### What to produce
Go through the entries below and print each one exactly, leaving out pictures.

Saved data entries

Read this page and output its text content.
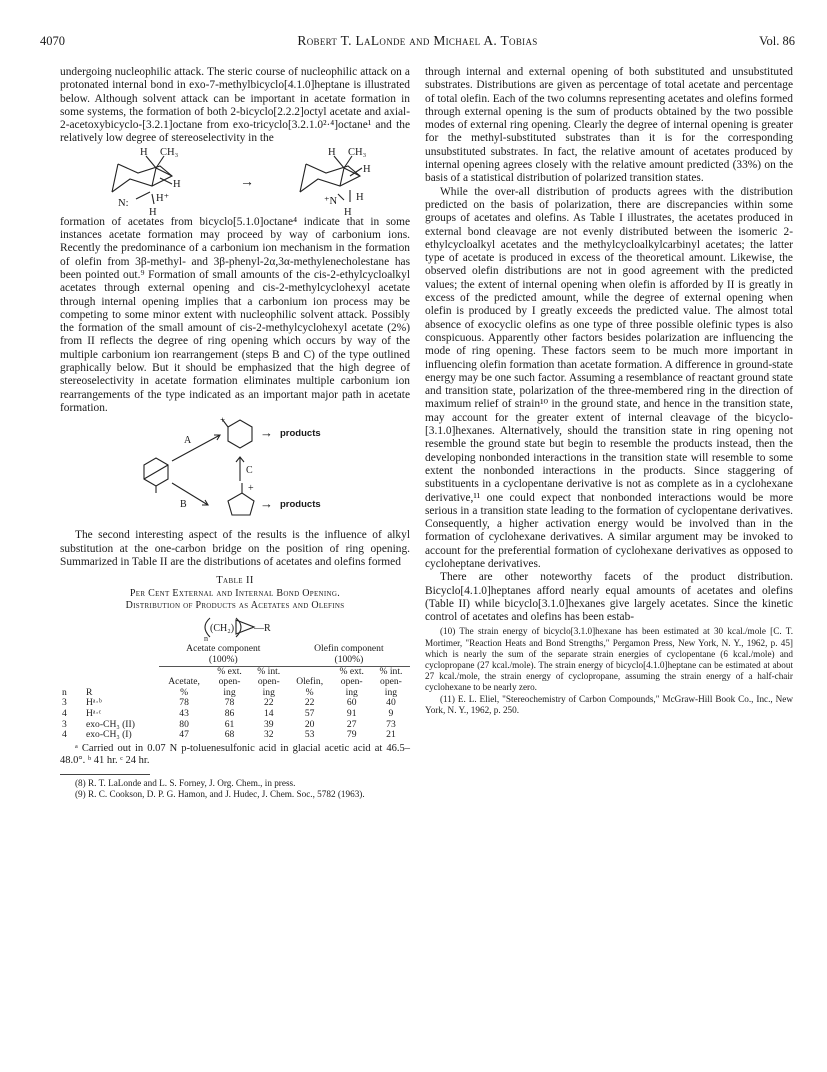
4070	Robert T. LaLonde and Michael A. Tobias	Vol. 86

undergoing nucleophilic attack. The steric course of nucleophilic attack on a protonated internal bond in exo-7-methylbicyclo[4.1.0]heptane is illustrated below. Although solvent attack can be important in acetate formation in some systems, the formation of both 2-bicyclo[2.2.2]octyl acetate and axial-2-acetoxybicyclo-[3.2.1]octane from exo-tricyclo[3.2.1.0²·⁴]octane¹ and the relatively low degree of stereoselectivity in the

H CH₃
H
N:	H⁺
H
→
H CH₃
H
⁺N H
H

formation of acetates from bicyclo[5.1.0]octane⁴ indicate that in some instances acetate formation may proceed by way of carbonium ions. Recently the predominance of a carbonium ion mechanism in the formation of olefin from 3β-methyl- and 3β-phenyl-2α,3α-methylenecholestane has been pointed out.⁹ Formation of small amounts of the cis-2-ethylcycloalkyl acetates through external opening and cis-2-methylcyclohexyl acetate through internal opening implies that a carbonium ion process may be competing to some minor extent with nucleophilic solvent attack. Possibly the formation of the small amount of cis-2-methylcyclohexyl acetate (2%) from II reflects the degree of ring opening which occurs by way of the multiple carbonium ion rearrangement (steps B and C) of the type outlined graphically below. But it should be emphasized that the high degree of stereoselectivity in acetate formation eliminates multiple carbonium ion rearrangements of the type indicated as an important major path in acetate formation.

A
C
B
+
+
→ products
→ products

The second interesting aspect of the results is the influence of alkyl substitution at the one-carbon bridge on the position of ring opening. Summarized in Table II are the distributions of acetates and olefins formed

Table II
Per Cent External and Internal Bond Opening.
Distribution of Products as Acetates and Olefins
(CH₂)
n
—R
		Acetate component			Olefin component		
		(100%)			(100%)		
			% ext.	% int.		% ext.	% int.
		Acetate,	open-	open-	Olefin,	open-	open-
n	R	%	ing	ing	%	ing	ing
3	Hᵃ·ᵇ	78	78	22	22	60	40
4	Hᵃ·ᶜ	43	86	14	57	91	9
3	exo-CH₃ (II)	80	61	39	20	27	73
4	exo-CH₃ (I)	47	68	32	53	79	21

ᵃ Carried out in 0.07 N p-toluenesulfonic acid in glacial acetic acid at 46.5–48.0°. ᵇ 41 hr. ᶜ 24 hr.

(8) R. T. LaLonde and L. S. Forney, J. Org. Chem., in press.

(9) R. C. Cookson, D. P. G. Hamon, and J. Hudec, J. Chem. Soc., 5782 (1963).

through internal and external opening of both substituted and unsubstituted substrates. Distributions are given as percentage of total acetate and percentage of total olefin. Each of the two columns representing acetates and olefins formed through external opening is the sum of products obtained by the two possible modes of external ring opening. Clearly the degree of internal opening is greater for the methyl-substituted substrates than it is for the corresponding unsubstituted substrates. In fact, the relative amount of acetates produced by internal opening agrees closely with the relative amount predicted (33%) on the basis of a statistical distribution of polarized transition states.

While the over-all distribution of products agrees with the distribution predicted on the basis of polarization, there are discrepancies within some groups of acetates and olefins. As Table I illustrates, the acetates produced in external bond cleavage are not evenly distributed between the isomeric 2-ethylcycloalkyl acetates and the methylcycloalkylcarbinyl acetates; the latter type of acetate is produced in excess of the theoretical amount. Likewise, the observed olefin distributions are not in good agreement with the predicted values; the extent of internal opening when olefin is afforded by II is greatly in excess of the predicted amount, while the degree of external opening when olefin is produced by I greatly exceeds the predicted value. The almost total absence of exocyclic olefins as one type of three possible olefinic types is also conspicuous. Apparently other factors besides polarization are influencing the mode of ring opening. These factors seem to be much more important in influencing olefin formation than acetate formation. A difference in ground-state energy may be one such factor. Assuming a resemblance of reactant ground state and transition state, polarization of the three-membered ring in the direction of maximum relief of strain¹⁰ in the ground state, and hence in the transition state, may account for the greater extent of internal cleavage of the bicyclo-[3.1.0]hexanes. Alternatively, should the transition state in ring opening not resemble the ground state but begin to resemble the products instead, then the developing nonbonded interactions in the transition state will resemble to some extent the nonbonded interactions in the products. Since staggering of substituents in a cyclopentane derivative is not as complete as in a cyclohexane derivative,¹¹ one could expect that nonbonded interactions would be more serious in a transition state leading to the formation of cyclopentane derivatives. Consequently, a higher activation energy would be involved than in the formation of cyclohexane derivatives. A similar argument may be invoked to account for the preferential formation of cyclohexane derivatives as opposed to cycloheptane derivatives.

There are other noteworthy facets of the product distribution. Bicyclo[4.1.0]heptanes afford nearly equal amounts of acetates and olefins (Table II) while bicyclo[3.1.0]hexanes give largely acetates. Since the kinetic control of acetates and olefins has been estab-

(10) The strain energy of bicyclo[3.1.0]hexane has been estimated at 30 kcal./mole [C. T. Mortimer, "Reaction Heats and Bond Strengths," Pergamon Press, New York, N. Y., 1962, p. 45] which is nearly the sum of the separate strain energies of cyclopentane (6 kcal./mole) and cyclopropane (27 kcal./mole). The strain energy of bicyclo[4.1.0]heptane can be estimated at about 27 kcal./mole, the strain energy of cyclopropane, assuming the strain energy of a half-chair cyclohexane to be nearly zero.

(11) E. L. Eliel, "Stereochemistry of Carbon Compounds," McGraw-Hill Book Co., Inc., New York, N. Y., 1962, p. 250.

### Finished exercise
Read this page and output its text content.
4070	Robert T. LaLonde and Michael A. Tobias	Vol. 86

undergoing nucleophilic attack. The steric course of nucleophilic attack on a protonated internal bond in exo-7-methylbicyclo[4.1.0]heptane is illustrated below. Although solvent attack can be important in acetate formation in some systems, the formation of both 2-bicyclo[2.2.2]octyl acetate and axial-2-acetoxybicyclo-[3.2.1]octane from exo-tricyclo[3.2.1.0²·⁴]octane¹ and the relatively low degree of stereoselectivity in the

H CH₃
H
N:	H⁺
H
→
H CH₃
H
⁺N H
H

formation of acetates from bicyclo[5.1.0]octane⁴ indicate that in some instances acetate formation may proceed by way of carbonium ions. Recently the predominance of a carbonium ion mechanism in the formation of olefin from 3β-methyl- and 3β-phenyl-2α,3α-methylenecholestane has been pointed out.⁹ Formation of small amounts of the cis-2-ethylcycloalkyl acetates through external opening and cis-2-methylcyclohexyl acetate through internal opening implies that a carbonium ion process may be competing to some minor extent with nucleophilic solvent attack. Possibly the formation of the small amount of cis-2-methylcyclohexyl acetate (2%) from II reflects the degree of ring opening which occurs by way of the multiple carbonium ion rearrangement (steps B and C) of the type outlined graphically below. But it should be emphasized that the high degree of stereoselectivity in acetate formation eliminates multiple carbonium ion rearrangements of the type indicated as an important major path in acetate formation.

A
C
B
+
+
→ products
→ products

The second interesting aspect of the results is the influence of alkyl substitution at the one-carbon bridge on the position of ring opening. Summarized in Table II are the distributions of acetates and olefins formed

Table II
Per Cent External and Internal Bond Opening.
Distribution of Products as Acetates and Olefins
(CH₂)
n
—R
		Acetate component			Olefin component		
		(100%)			(100%)		
			% ext.	% int.		% ext.	% int.
		Acetate,	open-	open-	Olefin,	open-	open-
n	R	%	ing	ing	%	ing	ing
3	Hᵃ·ᵇ	78	78	22	22	60	40
4	Hᵃ·ᶜ	43	86	14	57	91	9
3	exo-CH₃ (II)	80	61	39	20	27	73
4	exo-CH₃ (I)	47	68	32	53	79	21

ᵃ Carried out in 0.07 N p-toluenesulfonic acid in glacial acetic acid at 46.5–48.0°. ᵇ 41 hr. ᶜ 24 hr.

(8) R. T. LaLonde and L. S. Forney, J. Org. Chem., in press.

(9) R. C. Cookson, D. P. G. Hamon, and J. Hudec, J. Chem. Soc., 5782 (1963).

through internal and external opening of both substituted and unsubstituted substrates. Distributions are given as percentage of total acetate and percentage of total olefin. Each of the two columns representing acetates and olefins formed through external opening is the sum of products obtained by the two possible modes of external ring opening. Clearly the degree of internal opening is greater for the methyl-substituted substrates than it is for the corresponding unsubstituted substrates. In fact, the relative amount of acetates produced by internal opening agrees closely with the relative amount predicted (33%) on the basis of a statistical distribution of polarized transition states.

While the over-all distribution of products agrees with the distribution predicted on the basis of polarization, there are discrepancies within some groups of acetates and olefins. As Table I illustrates, the acetates produced in external bond cleavage are not evenly distributed between the isomeric 2-ethylcycloalkyl acetates and the methylcycloalkylcarbinyl acetates; the latter type of acetate is produced in excess of the theoretical amount. Likewise, the observed olefin distributions are not in good agreement with the predicted values; the extent of internal opening when olefin is afforded by II is greatly in excess of the predicted amount, while the degree of external opening when olefin is produced by I greatly exceeds the predicted value. The almost total absence of exocyclic olefins as one type of three possible olefinic types is also conspicuous. Apparently other factors besides polarization are influencing the mode of ring opening. These factors seem to be much more important in influencing olefin formation than acetate formation. A difference in ground-state energy may be one such factor. Assuming a resemblance of reactant ground state and transition state, polarization of the three-membered ring in the direction of maximum relief of strain¹⁰ in the ground state, and hence in the transition state, may account for the greater extent of internal cleavage of the bicyclo-[3.1.0]hexanes. Alternatively, should the transition state in ring opening not resemble the ground state but begin to resemble the products instead, then the developing nonbonded interactions in the transition state will resemble to some extent the nonbonded interactions in the products. Since staggering of substituents in a cyclopentane derivative is not as complete as in a cyclohexane derivative,¹¹ one could expect that nonbonded interactions would be more serious in a transition state leading to the formation of cyclopentane derivatives. Consequently, a higher activation energy would be involved than in the formation of cyclohexane derivatives. A similar argument may be invoked to account for the preferential formation of cyclohexane derivatives as opposed to cycloheptane derivatives.

There are other noteworthy facets of the product distribution. Bicyclo[4.1.0]heptanes afford nearly equal amounts of acetates and olefins (Table II) while bicyclo[3.1.0]hexanes give largely acetates. Since the kinetic control of acetates and olefins has been estab-

(10) The strain energy of bicyclo[3.1.0]hexane has been estimated at 30 kcal./mole [C. T. Mortimer, "Reaction Heats and Bond Strengths," Pergamon Press, New York, N. Y., 1962, p. 45] which is nearly the sum of the separate strain energies of cyclopentane (6 kcal./mole) and cyclopropane (27 kcal./mole). The strain energy of bicyclo[4.1.0]heptane can be estimated at about 27 kcal./mole, the strain energy of cyclopropane, assuming the strain energy of a half-chair cyclohexane to be nearly zero.

(11) E. L. Eliel, "Stereochemistry of Carbon Compounds," McGraw-Hill Book Co., Inc., New York, N. Y., 1962, p. 250.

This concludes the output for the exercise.